*** Given records ***
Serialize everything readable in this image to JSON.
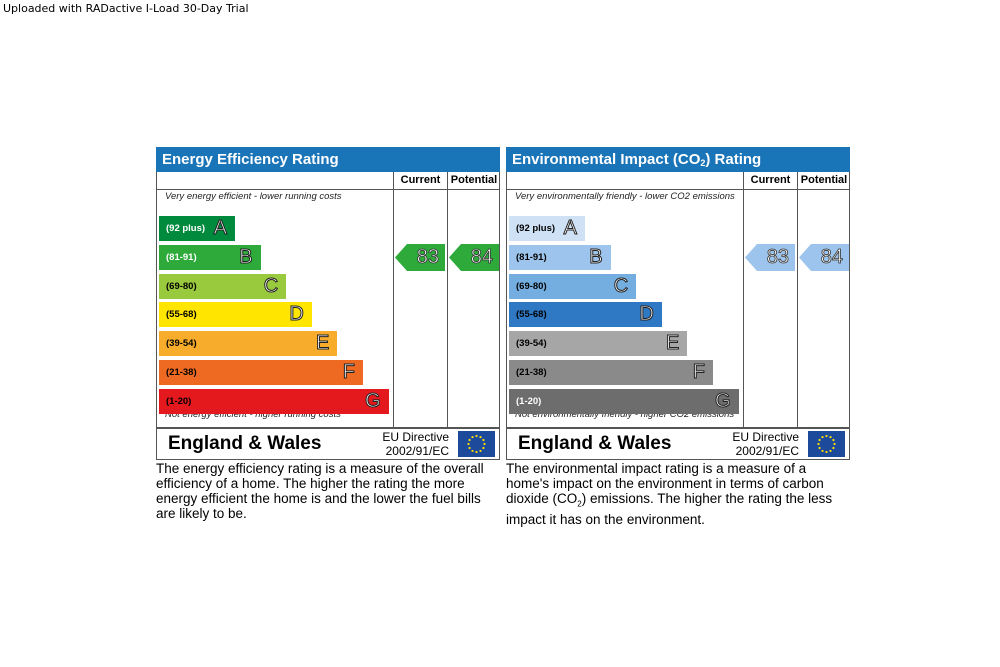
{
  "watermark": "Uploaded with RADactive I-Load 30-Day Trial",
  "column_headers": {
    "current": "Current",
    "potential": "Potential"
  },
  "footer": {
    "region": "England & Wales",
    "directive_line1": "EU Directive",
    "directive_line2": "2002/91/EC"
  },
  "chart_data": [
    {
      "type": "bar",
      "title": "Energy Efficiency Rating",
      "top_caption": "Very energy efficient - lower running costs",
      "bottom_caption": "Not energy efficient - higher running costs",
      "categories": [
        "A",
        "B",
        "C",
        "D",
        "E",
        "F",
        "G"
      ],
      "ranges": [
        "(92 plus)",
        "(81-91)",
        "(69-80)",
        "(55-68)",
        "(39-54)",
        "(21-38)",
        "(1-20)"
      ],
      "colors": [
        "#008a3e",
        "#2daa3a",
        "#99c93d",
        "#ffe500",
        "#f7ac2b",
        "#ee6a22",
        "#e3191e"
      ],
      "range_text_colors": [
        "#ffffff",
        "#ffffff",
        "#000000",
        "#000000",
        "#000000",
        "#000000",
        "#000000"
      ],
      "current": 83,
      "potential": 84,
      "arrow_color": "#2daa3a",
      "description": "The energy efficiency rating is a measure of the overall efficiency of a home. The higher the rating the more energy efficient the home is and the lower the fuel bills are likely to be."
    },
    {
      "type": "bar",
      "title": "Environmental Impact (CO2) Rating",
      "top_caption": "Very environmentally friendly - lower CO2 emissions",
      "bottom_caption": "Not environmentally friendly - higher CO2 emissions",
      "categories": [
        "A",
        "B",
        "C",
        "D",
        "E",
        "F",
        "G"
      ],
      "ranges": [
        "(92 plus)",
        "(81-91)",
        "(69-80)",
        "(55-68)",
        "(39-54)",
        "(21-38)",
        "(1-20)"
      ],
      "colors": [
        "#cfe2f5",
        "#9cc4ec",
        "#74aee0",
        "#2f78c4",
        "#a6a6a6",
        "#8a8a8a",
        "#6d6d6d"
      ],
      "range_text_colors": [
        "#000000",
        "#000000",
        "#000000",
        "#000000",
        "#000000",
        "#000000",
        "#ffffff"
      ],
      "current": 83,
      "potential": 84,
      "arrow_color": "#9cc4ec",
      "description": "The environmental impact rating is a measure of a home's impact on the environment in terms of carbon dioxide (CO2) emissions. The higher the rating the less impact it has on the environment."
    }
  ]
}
***
*** Given records ***
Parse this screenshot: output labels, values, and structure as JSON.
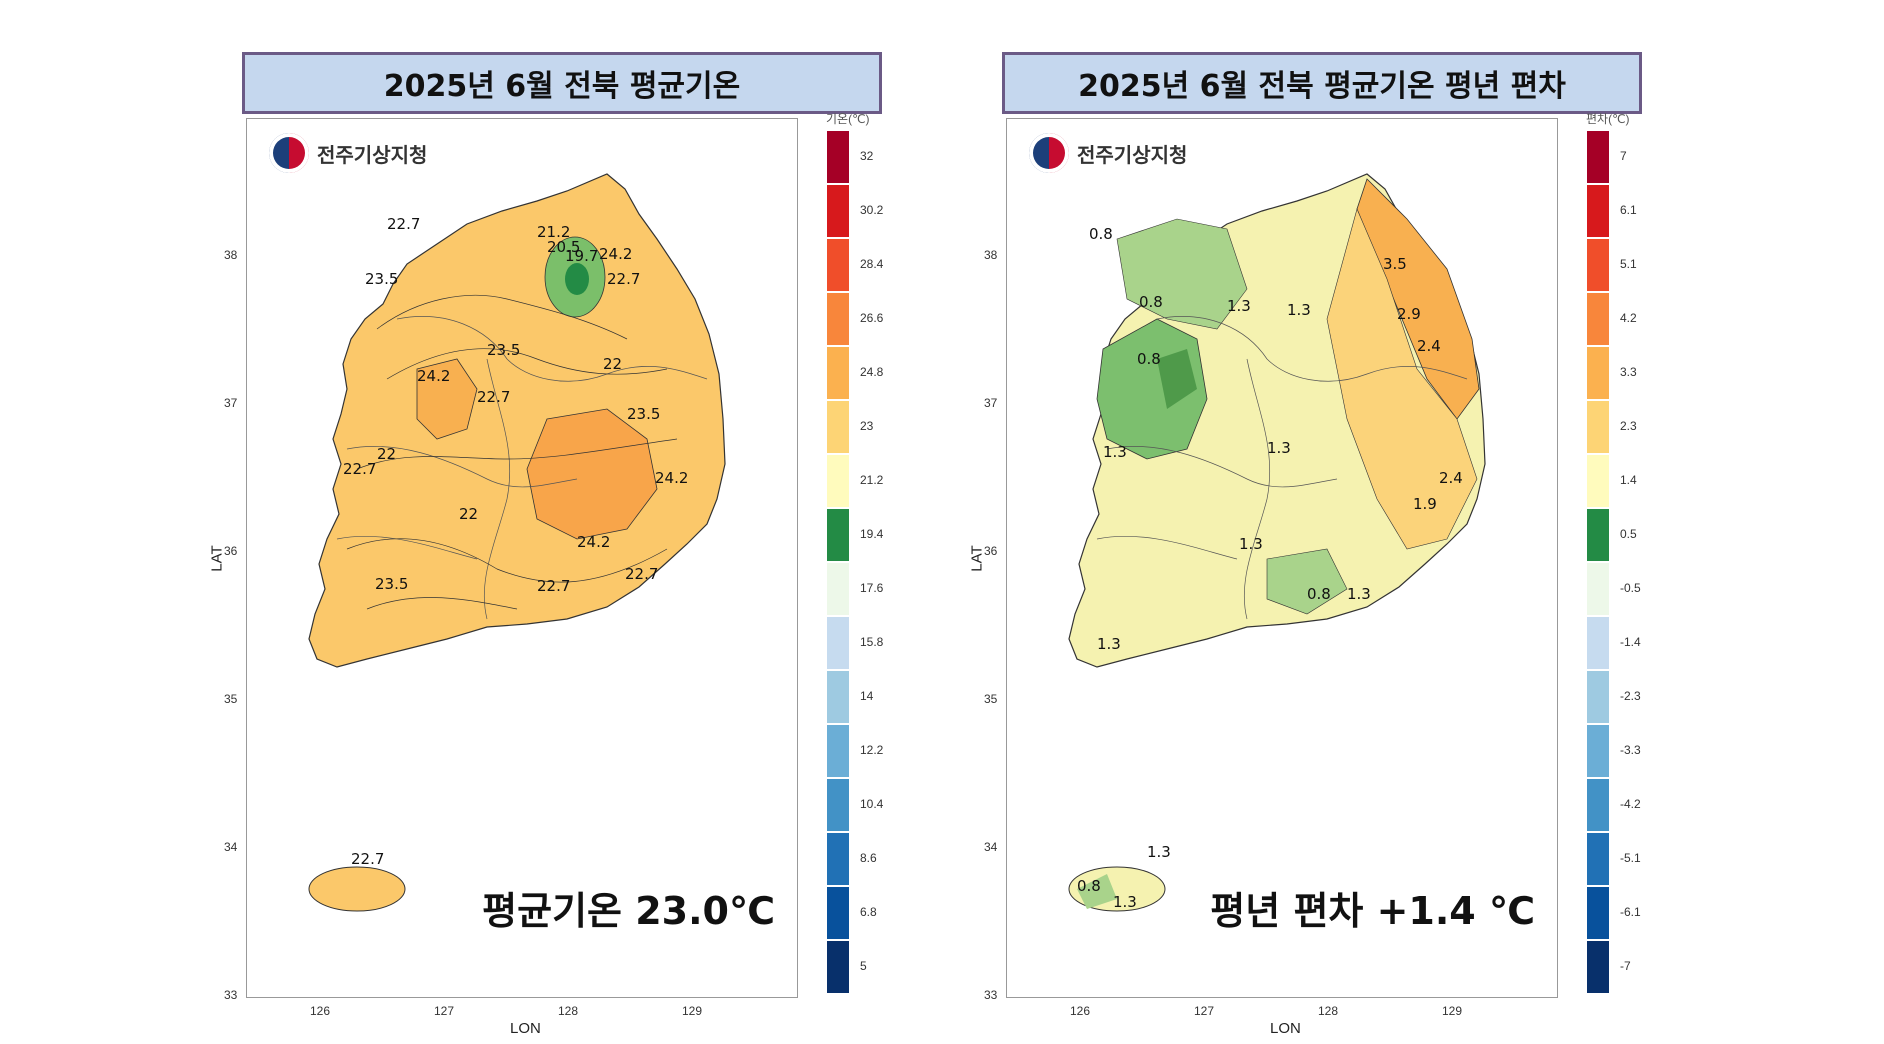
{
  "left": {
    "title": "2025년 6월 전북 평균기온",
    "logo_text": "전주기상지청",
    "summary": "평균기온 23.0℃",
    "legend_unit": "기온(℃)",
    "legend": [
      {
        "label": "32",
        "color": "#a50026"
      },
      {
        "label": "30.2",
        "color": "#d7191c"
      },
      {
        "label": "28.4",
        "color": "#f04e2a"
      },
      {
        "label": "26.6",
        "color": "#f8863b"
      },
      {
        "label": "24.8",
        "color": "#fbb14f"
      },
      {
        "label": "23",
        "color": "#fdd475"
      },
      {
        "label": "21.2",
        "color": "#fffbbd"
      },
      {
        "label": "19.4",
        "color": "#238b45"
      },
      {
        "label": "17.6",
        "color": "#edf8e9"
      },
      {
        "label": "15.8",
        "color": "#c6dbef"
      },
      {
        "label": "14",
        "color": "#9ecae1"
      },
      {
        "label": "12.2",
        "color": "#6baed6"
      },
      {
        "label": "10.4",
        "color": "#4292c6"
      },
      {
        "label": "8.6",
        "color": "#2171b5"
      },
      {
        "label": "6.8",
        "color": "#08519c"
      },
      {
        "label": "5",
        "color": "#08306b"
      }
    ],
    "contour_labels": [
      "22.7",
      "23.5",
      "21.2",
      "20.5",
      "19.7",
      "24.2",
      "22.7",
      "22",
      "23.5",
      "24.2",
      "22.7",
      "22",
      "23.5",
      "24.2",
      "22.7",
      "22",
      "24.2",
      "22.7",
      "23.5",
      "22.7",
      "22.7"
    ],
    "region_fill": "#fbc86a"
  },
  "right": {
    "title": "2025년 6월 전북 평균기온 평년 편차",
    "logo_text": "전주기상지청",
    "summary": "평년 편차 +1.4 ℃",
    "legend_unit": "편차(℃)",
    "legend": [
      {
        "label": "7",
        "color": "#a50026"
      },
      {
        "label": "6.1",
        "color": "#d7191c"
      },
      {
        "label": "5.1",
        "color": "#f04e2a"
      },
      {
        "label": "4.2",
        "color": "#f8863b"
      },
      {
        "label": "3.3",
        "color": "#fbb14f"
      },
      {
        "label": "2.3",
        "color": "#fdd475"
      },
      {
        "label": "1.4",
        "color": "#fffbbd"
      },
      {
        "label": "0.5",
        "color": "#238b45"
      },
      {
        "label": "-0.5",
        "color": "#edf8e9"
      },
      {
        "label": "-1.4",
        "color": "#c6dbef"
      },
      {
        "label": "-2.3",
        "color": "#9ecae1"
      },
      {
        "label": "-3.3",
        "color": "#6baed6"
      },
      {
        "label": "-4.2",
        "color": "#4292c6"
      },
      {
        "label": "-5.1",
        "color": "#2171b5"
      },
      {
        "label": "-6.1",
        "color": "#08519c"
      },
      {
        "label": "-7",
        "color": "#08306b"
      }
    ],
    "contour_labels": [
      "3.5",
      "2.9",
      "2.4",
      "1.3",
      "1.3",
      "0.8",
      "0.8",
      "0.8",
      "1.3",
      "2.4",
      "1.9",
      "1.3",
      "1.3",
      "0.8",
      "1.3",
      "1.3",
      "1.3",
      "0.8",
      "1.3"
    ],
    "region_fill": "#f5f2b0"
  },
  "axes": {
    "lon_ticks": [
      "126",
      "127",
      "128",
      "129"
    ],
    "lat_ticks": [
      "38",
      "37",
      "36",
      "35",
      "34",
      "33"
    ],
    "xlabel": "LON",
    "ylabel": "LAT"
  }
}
***
[Your goal] Copy, from the material above, each line in which the string "lower" occurs.

[The answer]
      "top_caption": "Very energy efficient - lower running costs",
      "description": "The energy efficiency rating is a measure of the overall efficiency of a home. The higher the rating the more energy efficient the home is and the lower the fuel bills are likely to be."
      "top_caption": "Very environmentally friendly - lower CO2 emissions",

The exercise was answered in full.